Reproduce verbatim the lines of the material that begin with the line containing "ratio-point <box>225 148 236 159</box>" and continue through the line containing "ratio-point <box>1237 161 1248 172</box>", including both of those lines.

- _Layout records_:
--- Begin ---

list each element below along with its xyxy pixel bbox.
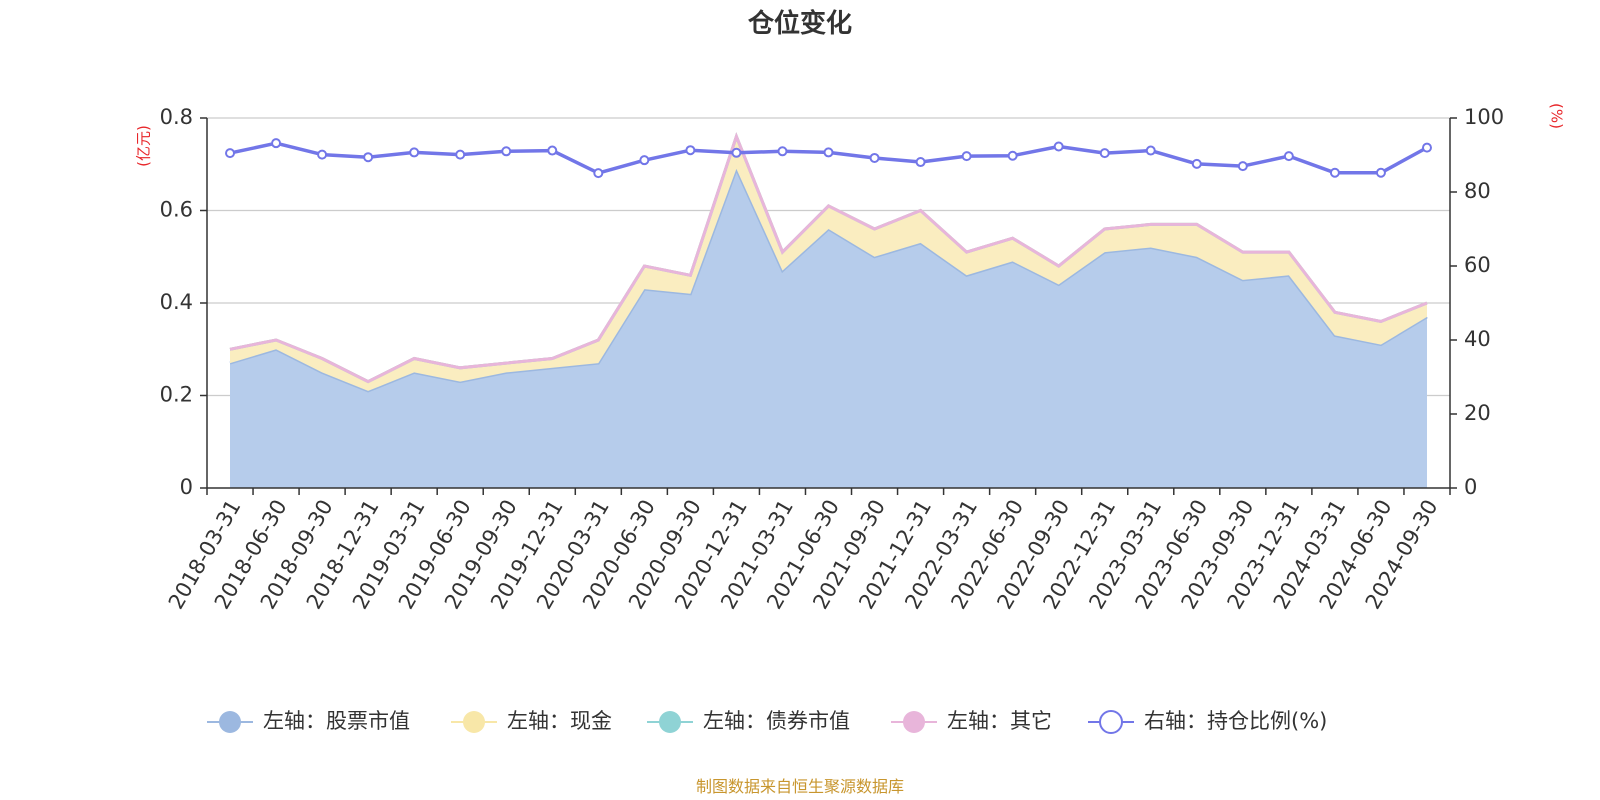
ratio-point <box>225 148 236 159</box>
right-axis-unit: (%) <box>1548 103 1566 129</box>
ratio-point <box>915 157 926 168</box>
legend-label: 左轴：债券市值 <box>703 709 850 733</box>
ratio-point <box>593 168 604 179</box>
left-tick-label: 0.8 <box>160 105 193 129</box>
ratio-point <box>639 155 650 166</box>
ratio-point <box>1329 167 1340 178</box>
ratio-point <box>1099 148 1110 159</box>
source-note: 制图数据来自恒生聚源数据库 <box>696 777 904 796</box>
ratio-point <box>547 145 558 156</box>
ratio-point <box>1237 161 1248 172</box>
legend[interactable]: 左轴：股票市值 左轴：现金 左轴：债券市值 左轴：其它 右轴：持仓比例(%) <box>207 709 1327 734</box>
ratio-point <box>685 145 696 156</box>
legend-marker <box>219 711 241 733</box>
legend-label: 左轴：股票市值 <box>263 709 410 733</box>
left-tick-label: 0 <box>180 475 193 499</box>
ratio-point <box>1007 150 1018 161</box>
legend-item-1[interactable]: 左轴：股票市值 <box>207 709 410 733</box>
legend-marker <box>903 711 925 733</box>
ratio-point <box>731 147 742 158</box>
right-tick-label: 80 <box>1464 179 1491 203</box>
legend-item-4[interactable]: 左轴：其它 <box>891 709 1052 733</box>
ratio-line-layer <box>225 138 1432 179</box>
ratio-point <box>501 146 512 157</box>
legend-label: 右轴：持仓比例(%) <box>1144 709 1327 733</box>
right-tick-label: 60 <box>1464 253 1491 277</box>
ratio-point <box>1421 142 1432 153</box>
ratio-point <box>409 147 420 158</box>
ratio-point <box>1375 167 1386 178</box>
legend-marker <box>463 711 485 733</box>
legend-label: 左轴：其它 <box>947 709 1052 733</box>
ratio-point <box>961 151 972 162</box>
legend-marker <box>1099 710 1123 734</box>
ratio-point <box>777 146 788 157</box>
right-tick-label: 20 <box>1464 401 1491 425</box>
left-tick-label: 0.4 <box>160 290 193 314</box>
ratio-point <box>363 152 374 163</box>
legend-label: 左轴：现金 <box>507 709 612 733</box>
left-tick-label: 0.2 <box>160 383 193 407</box>
area-edge-series-4 <box>229 132 1428 384</box>
ratio-point <box>1191 158 1202 169</box>
legend-item-5[interactable]: 右轴：持仓比例(%) <box>1088 709 1327 734</box>
stacked-areas <box>229 132 1428 488</box>
area-series-1 <box>230 168 1427 488</box>
ratio-point <box>1145 145 1156 156</box>
right-tick-label: 40 <box>1464 327 1491 351</box>
legend-item-3[interactable]: 左轴：债券市值 <box>647 709 850 733</box>
ratio-point <box>317 149 328 160</box>
ratio-point <box>869 152 880 163</box>
ratio-point <box>1283 151 1294 162</box>
ratio-point <box>1053 141 1064 152</box>
right-tick-label: 0 <box>1464 475 1477 499</box>
legend-item-2[interactable]: 左轴：现金 <box>451 709 612 733</box>
left-axis-unit: (亿元) <box>135 125 153 167</box>
left-tick-label: 0.6 <box>160 198 193 222</box>
ratio-point <box>455 149 466 160</box>
right-tick-label: 100 <box>1464 105 1504 129</box>
ratio-point <box>823 147 834 158</box>
ratio-point <box>271 138 282 149</box>
chart-title: 仓位变化 <box>747 8 852 39</box>
legend-marker <box>659 711 681 733</box>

--- End ---

- _RESULT OF THIS EXERCISE_:
ratio-point <box>225 148 236 159</box>
right-axis-unit: (%) <box>1548 103 1566 129</box>
ratio-point <box>915 157 926 168</box>
legend-label: 左轴：债券市值 <box>703 709 850 733</box>
ratio-point <box>593 168 604 179</box>
left-tick-label: 0.8 <box>160 105 193 129</box>
ratio-point <box>639 155 650 166</box>
ratio-point <box>1329 167 1340 178</box>
ratio-point <box>1099 148 1110 159</box>
source-note: 制图数据来自恒生聚源数据库 <box>696 777 904 796</box>
ratio-point <box>547 145 558 156</box>
ratio-point <box>1237 161 1248 172</box>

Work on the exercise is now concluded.